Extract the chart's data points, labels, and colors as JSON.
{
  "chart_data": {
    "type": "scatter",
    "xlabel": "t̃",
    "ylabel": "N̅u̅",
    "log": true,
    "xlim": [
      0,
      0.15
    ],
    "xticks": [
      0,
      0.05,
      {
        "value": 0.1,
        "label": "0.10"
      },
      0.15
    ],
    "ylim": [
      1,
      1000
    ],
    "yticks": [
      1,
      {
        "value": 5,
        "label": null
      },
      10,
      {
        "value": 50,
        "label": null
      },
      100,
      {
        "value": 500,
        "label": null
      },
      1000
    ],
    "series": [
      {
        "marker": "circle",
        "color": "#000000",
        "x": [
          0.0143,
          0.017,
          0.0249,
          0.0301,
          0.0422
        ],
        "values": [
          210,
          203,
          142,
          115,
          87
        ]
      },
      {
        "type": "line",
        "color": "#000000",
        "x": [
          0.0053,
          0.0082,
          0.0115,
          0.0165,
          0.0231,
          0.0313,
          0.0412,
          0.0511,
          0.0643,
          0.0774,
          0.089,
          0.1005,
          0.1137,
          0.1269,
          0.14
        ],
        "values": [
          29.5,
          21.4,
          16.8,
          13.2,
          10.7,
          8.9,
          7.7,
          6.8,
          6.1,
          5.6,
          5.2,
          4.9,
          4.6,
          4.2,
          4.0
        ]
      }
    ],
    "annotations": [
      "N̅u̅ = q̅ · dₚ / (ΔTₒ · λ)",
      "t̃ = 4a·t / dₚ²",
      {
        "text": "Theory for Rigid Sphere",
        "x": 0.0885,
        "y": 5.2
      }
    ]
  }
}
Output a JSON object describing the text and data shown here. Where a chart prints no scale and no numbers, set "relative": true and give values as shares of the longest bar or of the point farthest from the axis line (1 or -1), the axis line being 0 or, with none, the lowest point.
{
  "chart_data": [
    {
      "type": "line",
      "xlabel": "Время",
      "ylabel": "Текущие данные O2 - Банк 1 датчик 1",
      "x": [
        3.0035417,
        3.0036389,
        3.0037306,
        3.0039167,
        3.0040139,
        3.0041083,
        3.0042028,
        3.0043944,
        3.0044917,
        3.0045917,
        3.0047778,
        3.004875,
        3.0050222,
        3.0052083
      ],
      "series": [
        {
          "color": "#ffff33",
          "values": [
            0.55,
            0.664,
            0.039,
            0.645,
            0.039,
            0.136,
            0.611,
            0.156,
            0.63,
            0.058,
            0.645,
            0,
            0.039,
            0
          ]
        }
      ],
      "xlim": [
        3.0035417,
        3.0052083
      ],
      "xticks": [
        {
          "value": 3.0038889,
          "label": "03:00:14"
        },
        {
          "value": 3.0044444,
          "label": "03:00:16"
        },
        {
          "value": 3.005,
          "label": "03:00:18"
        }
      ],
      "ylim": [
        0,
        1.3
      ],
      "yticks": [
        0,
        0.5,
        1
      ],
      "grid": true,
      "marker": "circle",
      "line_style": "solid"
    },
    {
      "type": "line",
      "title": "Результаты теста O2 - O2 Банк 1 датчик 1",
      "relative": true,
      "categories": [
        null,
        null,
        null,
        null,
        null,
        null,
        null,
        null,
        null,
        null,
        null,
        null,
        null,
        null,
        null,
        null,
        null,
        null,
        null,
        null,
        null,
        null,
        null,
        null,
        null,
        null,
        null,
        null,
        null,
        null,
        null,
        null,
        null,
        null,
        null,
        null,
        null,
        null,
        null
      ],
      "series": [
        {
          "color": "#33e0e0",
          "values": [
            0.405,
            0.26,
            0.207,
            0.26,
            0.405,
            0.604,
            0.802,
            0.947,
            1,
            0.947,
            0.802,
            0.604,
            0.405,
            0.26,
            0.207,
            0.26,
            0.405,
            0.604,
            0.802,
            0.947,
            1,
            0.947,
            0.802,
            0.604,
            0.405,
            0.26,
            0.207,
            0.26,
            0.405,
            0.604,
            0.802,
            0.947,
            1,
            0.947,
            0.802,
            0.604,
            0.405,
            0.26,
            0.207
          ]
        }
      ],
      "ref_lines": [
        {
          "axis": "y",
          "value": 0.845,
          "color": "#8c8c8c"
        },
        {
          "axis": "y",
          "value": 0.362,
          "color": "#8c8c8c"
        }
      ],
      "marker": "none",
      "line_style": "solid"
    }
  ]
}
****************
### PROBLEM REQUIREMENTS
Copy every line of the data that holds the string "relative".

### ANSWER FOR THE TASK
Output a JSON object describing the text and data shown here. Where a chart prints no scale and no numbers, set "relative": true and give values as shares of the longest bar or of the point farthest from the axis line (1 or -1), the axis line being 0 or, with none, the lowest point.
      "relative": true,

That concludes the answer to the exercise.